Reproduce each line that includes the word "text".
====
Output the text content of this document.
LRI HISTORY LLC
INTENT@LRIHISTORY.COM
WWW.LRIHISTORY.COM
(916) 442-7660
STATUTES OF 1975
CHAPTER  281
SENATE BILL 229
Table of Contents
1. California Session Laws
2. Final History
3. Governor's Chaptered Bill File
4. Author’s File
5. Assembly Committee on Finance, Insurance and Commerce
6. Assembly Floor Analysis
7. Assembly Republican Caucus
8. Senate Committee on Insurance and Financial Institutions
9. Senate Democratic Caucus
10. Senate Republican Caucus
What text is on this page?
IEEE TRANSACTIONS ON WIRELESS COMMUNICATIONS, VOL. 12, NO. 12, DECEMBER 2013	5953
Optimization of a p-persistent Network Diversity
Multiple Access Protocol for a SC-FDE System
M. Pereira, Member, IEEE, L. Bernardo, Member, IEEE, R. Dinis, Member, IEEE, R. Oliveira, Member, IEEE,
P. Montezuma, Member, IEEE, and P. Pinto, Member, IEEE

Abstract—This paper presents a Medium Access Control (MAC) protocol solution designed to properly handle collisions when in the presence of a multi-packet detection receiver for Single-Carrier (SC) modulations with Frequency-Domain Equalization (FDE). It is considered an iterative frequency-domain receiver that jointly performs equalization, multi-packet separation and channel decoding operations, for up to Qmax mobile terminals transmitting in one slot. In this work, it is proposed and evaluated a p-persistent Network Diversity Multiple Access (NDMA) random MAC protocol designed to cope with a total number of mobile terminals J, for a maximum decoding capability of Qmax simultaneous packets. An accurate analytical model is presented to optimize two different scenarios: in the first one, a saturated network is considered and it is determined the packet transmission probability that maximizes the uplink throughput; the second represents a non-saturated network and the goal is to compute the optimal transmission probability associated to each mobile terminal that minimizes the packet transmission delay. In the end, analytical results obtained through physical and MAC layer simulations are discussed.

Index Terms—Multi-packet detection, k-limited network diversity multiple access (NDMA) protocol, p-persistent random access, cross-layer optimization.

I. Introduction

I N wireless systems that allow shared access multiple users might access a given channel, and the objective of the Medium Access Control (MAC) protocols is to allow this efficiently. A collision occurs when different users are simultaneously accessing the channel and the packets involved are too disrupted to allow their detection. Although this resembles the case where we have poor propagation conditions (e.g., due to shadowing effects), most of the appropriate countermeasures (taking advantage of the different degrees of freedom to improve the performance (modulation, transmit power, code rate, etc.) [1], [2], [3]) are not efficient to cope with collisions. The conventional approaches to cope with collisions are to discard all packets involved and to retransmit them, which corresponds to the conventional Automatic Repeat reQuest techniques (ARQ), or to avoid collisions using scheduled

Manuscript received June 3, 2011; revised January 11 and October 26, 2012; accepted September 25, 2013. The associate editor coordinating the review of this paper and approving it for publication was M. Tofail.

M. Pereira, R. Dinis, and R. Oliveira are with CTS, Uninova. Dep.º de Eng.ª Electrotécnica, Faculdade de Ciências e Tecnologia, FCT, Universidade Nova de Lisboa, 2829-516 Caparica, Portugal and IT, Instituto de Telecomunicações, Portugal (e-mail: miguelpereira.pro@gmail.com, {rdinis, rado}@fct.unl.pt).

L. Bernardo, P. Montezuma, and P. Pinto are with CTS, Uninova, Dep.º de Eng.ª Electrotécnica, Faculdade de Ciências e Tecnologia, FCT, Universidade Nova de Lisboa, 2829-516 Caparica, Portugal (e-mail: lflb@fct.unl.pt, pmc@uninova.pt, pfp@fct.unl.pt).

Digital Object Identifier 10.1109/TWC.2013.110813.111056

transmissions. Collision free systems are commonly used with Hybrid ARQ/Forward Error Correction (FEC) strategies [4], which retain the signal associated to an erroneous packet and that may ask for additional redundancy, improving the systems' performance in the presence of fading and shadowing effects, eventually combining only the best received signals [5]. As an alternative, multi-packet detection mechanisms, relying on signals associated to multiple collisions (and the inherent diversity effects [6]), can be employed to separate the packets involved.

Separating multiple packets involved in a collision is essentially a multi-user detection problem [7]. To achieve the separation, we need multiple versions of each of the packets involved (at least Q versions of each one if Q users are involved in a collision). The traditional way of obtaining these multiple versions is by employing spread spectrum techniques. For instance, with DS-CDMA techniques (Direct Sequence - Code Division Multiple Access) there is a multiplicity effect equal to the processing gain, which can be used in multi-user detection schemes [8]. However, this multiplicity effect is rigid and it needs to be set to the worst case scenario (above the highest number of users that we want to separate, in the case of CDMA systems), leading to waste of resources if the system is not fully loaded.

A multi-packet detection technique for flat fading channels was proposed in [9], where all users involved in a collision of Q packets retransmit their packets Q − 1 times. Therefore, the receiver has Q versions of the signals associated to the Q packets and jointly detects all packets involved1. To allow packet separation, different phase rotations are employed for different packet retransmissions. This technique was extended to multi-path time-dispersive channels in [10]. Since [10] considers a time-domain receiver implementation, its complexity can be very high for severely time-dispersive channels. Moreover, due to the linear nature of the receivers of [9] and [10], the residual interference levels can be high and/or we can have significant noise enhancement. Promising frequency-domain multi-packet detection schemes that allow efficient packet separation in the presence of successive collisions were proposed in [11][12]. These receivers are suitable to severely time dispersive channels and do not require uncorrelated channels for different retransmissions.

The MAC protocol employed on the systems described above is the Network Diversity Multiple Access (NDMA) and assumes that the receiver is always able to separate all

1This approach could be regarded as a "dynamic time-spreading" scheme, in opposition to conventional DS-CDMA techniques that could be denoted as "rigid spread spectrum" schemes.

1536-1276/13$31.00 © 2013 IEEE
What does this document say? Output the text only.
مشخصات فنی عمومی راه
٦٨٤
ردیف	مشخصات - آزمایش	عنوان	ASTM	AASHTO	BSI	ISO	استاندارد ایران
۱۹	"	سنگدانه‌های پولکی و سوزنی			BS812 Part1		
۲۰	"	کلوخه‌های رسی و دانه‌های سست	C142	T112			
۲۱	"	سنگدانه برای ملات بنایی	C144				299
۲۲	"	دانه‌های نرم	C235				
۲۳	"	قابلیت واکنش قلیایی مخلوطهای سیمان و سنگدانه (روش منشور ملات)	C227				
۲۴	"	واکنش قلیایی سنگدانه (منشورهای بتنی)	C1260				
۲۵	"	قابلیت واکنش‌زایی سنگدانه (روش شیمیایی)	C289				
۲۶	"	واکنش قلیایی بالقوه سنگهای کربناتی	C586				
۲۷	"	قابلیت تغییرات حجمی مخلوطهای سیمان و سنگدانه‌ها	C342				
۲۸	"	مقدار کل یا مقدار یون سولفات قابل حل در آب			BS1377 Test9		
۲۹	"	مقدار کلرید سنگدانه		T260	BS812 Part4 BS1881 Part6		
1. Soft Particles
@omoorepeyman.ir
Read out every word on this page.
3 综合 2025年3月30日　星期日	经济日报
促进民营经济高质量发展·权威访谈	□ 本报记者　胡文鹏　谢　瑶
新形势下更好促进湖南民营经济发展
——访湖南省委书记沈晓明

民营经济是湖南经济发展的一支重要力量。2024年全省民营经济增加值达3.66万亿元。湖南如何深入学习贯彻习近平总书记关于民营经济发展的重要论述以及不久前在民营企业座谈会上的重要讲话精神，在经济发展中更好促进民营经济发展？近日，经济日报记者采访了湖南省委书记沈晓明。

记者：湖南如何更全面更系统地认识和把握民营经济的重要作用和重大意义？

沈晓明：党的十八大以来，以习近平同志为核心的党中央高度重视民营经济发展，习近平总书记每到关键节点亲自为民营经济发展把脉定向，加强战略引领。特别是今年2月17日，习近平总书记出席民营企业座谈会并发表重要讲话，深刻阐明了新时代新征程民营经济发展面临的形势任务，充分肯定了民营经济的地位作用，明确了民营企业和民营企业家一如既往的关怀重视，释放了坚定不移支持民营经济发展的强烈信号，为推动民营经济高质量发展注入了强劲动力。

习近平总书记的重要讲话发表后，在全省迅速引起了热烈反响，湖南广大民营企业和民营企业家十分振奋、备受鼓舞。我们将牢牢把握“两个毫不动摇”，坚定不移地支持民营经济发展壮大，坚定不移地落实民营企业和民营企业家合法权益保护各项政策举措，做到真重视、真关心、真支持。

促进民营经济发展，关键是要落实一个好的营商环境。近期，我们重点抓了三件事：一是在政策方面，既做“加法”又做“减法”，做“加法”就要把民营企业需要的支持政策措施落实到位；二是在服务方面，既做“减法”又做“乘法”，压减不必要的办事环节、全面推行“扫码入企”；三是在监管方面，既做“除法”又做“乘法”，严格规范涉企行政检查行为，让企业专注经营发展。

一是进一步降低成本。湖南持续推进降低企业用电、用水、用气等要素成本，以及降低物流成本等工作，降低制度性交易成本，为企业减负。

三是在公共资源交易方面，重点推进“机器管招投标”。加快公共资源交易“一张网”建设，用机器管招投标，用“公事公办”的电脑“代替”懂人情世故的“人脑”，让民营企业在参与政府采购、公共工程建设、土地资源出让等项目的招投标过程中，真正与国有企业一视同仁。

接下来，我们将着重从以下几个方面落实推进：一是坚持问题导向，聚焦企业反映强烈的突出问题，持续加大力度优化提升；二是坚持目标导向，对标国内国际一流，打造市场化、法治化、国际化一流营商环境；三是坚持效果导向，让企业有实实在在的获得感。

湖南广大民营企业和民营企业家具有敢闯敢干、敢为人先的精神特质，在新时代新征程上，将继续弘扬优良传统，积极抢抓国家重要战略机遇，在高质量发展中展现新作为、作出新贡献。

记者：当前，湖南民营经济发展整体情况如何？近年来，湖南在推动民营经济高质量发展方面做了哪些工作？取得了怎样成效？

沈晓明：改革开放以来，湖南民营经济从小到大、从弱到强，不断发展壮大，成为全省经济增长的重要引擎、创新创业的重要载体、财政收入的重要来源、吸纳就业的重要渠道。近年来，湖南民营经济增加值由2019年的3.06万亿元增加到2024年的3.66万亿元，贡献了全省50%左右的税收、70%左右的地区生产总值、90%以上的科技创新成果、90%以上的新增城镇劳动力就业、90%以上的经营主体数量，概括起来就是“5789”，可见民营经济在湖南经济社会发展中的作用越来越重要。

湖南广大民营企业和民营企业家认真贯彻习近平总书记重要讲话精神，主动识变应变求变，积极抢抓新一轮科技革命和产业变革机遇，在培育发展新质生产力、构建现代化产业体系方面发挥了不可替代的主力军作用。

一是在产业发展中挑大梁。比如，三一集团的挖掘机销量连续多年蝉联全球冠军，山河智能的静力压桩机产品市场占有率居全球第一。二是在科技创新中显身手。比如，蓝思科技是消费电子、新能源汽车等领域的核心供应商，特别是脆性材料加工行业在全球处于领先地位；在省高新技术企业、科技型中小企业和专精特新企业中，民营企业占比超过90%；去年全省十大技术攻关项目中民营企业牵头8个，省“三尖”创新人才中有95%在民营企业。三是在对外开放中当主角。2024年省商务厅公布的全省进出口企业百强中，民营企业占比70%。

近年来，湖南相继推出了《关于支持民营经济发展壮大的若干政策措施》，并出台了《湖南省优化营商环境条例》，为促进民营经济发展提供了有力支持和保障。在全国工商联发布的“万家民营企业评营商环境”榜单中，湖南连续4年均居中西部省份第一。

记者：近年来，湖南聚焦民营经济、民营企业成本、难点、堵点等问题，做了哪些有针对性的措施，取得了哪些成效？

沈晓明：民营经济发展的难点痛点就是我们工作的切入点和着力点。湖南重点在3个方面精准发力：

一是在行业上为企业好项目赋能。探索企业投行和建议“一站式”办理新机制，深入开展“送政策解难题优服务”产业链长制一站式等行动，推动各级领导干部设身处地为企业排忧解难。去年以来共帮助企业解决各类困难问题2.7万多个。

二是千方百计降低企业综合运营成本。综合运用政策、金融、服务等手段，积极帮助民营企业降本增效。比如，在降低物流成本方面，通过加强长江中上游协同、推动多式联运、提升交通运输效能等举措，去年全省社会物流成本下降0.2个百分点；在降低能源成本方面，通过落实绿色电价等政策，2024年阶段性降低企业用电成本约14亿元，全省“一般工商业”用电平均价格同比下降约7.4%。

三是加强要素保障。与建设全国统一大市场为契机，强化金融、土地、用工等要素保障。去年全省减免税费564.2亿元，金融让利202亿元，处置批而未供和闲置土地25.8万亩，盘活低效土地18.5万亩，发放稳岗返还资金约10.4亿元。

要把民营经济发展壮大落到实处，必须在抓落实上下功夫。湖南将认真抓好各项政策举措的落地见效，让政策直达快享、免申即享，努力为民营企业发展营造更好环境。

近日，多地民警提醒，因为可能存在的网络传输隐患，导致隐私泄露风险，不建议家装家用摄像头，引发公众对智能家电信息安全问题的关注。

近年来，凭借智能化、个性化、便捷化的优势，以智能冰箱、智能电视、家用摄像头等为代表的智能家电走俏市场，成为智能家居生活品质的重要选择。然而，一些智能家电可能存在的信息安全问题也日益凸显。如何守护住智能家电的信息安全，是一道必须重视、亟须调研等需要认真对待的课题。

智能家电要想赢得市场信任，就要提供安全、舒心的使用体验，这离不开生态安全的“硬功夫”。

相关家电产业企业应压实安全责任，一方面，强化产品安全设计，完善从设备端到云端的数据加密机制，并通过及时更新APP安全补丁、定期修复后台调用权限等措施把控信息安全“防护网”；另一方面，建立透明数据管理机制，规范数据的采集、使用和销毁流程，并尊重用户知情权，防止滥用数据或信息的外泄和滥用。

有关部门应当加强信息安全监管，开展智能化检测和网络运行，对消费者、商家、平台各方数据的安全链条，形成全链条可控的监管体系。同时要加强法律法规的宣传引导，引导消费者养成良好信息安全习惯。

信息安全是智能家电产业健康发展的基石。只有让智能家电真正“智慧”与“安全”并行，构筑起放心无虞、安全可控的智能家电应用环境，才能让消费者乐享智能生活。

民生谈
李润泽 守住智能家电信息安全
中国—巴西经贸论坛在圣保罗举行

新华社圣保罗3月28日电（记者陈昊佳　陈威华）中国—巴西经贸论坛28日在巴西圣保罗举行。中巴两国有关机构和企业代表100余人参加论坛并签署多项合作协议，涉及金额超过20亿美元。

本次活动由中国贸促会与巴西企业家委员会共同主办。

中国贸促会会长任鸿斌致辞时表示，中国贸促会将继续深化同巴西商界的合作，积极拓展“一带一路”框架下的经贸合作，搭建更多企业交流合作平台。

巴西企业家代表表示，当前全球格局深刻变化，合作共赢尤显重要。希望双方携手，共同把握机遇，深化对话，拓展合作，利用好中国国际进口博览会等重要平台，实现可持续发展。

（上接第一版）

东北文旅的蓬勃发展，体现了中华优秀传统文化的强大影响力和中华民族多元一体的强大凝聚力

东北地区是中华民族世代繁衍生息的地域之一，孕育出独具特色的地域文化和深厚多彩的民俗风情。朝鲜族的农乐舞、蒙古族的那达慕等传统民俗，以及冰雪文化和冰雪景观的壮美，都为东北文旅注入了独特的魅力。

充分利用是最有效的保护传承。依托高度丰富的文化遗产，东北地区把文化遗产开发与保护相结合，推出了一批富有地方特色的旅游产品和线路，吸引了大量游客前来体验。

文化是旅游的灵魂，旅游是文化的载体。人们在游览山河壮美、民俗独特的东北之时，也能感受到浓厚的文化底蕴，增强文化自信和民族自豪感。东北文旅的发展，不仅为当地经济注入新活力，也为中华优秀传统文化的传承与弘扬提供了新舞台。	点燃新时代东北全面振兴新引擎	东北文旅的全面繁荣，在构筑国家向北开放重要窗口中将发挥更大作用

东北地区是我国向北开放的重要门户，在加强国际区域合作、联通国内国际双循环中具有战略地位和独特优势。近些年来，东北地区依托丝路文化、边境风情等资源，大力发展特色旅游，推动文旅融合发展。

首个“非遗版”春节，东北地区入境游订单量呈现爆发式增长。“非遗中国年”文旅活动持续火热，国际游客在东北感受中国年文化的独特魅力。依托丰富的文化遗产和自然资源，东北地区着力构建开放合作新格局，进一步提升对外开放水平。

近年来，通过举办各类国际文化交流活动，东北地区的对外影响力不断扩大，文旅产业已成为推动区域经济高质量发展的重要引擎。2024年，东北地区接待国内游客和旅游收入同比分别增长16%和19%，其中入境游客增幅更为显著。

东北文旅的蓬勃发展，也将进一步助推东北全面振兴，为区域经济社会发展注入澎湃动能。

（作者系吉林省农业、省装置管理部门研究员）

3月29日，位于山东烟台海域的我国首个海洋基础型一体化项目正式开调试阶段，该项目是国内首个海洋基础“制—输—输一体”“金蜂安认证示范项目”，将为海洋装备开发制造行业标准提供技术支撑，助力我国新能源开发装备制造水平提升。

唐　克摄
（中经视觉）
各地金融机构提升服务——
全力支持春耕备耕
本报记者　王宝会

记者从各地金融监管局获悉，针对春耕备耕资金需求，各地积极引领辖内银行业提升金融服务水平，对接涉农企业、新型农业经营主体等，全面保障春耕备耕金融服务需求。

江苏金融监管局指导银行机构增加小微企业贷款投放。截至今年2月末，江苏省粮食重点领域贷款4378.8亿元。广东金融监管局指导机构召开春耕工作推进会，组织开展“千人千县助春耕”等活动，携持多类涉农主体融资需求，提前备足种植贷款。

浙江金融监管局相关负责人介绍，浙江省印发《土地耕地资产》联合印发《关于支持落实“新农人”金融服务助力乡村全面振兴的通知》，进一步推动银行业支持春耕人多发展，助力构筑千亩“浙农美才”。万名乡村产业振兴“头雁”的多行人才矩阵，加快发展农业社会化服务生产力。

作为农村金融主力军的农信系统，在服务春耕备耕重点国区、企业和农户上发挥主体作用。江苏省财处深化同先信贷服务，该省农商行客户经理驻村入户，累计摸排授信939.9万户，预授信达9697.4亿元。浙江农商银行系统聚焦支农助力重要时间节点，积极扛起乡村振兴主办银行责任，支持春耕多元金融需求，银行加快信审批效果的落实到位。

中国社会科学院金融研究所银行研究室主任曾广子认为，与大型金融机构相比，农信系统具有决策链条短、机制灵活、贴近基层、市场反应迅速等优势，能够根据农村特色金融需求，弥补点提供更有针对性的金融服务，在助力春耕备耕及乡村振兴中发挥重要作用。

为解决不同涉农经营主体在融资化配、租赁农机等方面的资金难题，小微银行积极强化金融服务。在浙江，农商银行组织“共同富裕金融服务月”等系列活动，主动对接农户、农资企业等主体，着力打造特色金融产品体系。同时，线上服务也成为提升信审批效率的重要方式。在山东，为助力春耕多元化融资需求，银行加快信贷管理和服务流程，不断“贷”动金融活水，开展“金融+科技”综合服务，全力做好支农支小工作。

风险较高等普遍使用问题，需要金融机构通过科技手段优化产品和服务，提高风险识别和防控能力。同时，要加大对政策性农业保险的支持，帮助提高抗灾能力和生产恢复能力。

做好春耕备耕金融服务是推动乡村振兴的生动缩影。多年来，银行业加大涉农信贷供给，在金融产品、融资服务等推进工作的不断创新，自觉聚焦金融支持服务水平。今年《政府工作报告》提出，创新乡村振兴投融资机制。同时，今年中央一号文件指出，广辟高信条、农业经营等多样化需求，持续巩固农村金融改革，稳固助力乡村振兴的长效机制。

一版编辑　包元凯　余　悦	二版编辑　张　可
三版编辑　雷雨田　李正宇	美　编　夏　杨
====
CORRECT RESPONSE =>
Output the text content of this document.
What text is on this page?
What does this document say? Output the text only.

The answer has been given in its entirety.